— Requirement —
Please pull out every line that includes the string "color".

-- Begin --

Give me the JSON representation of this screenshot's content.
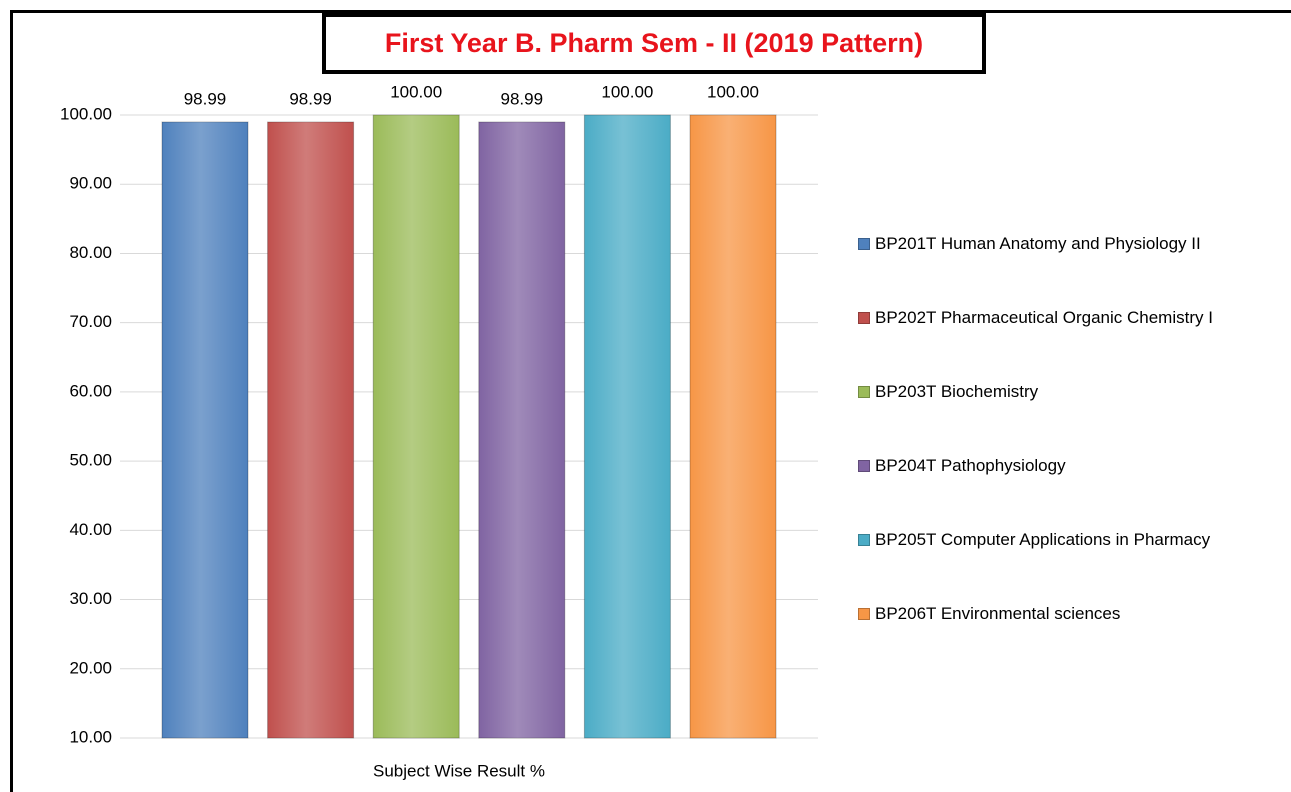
{
  "chart_data": {
    "type": "bar",
    "title": "First Year B. Pharm Sem - II (2019 Pattern)",
    "categories": [
      "Subject Wise Result %"
    ],
    "series": [
      {
        "name": "BP201T Human Anatomy and Physiology II",
        "color": "#4f81bd",
        "values": [
          98.99
        ],
        "value_labels": [
          "98.99"
        ]
      },
      {
        "name": "BP202T Pharmaceutical Organic Chemistry I",
        "color": "#c0504d",
        "values": [
          98.99
        ],
        "value_labels": [
          "98.99"
        ]
      },
      {
        "name": "BP203T Biochemistry",
        "color": "#9bbb59",
        "values": [
          100
        ],
        "value_labels": [
          "100.00"
        ]
      },
      {
        "name": "BP204T Pathophysiology",
        "color": "#8064a2",
        "values": [
          98.99
        ],
        "value_labels": [
          "98.99"
        ]
      },
      {
        "name": "BP205T Computer Applications in Pharmacy",
        "color": "#4bacc6",
        "values": [
          100
        ],
        "value_labels": [
          "100.00"
        ]
      },
      {
        "name": "BP206T Environmental sciences",
        "color": "#f79646",
        "values": [
          100
        ],
        "value_labels": [
          "100.00"
        ]
      }
    ],
    "ylim": [
      10,
      100
    ],
    "yticks": [
      {
        "value": 10,
        "label": "10.00"
      },
      {
        "value": 20,
        "label": "20.00"
      },
      {
        "value": 30,
        "label": "30.00"
      },
      {
        "value": 40,
        "label": "40.00"
      },
      {
        "value": 50,
        "label": "50.00"
      },
      {
        "value": 60,
        "label": "60.00"
      },
      {
        "value": 70,
        "label": "70.00"
      },
      {
        "value": 80,
        "label": "80.00"
      },
      {
        "value": 90,
        "label": "90.00"
      },
      {
        "value": 100,
        "label": "100.00"
      }
    ],
    "grid": true,
    "legend": "right"
  }
}
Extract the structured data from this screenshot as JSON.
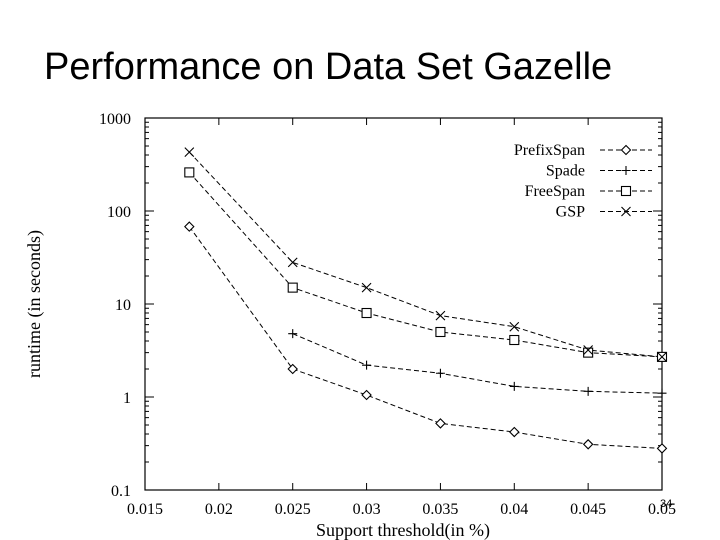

-- End --

— Final result —
        "color": "#4f81bd",
        "color": "#c0504d",
        "color": "#9bbb59",
        "color": "#8064a2",
        "color": "#4bacc6",
        "color": "#f79646",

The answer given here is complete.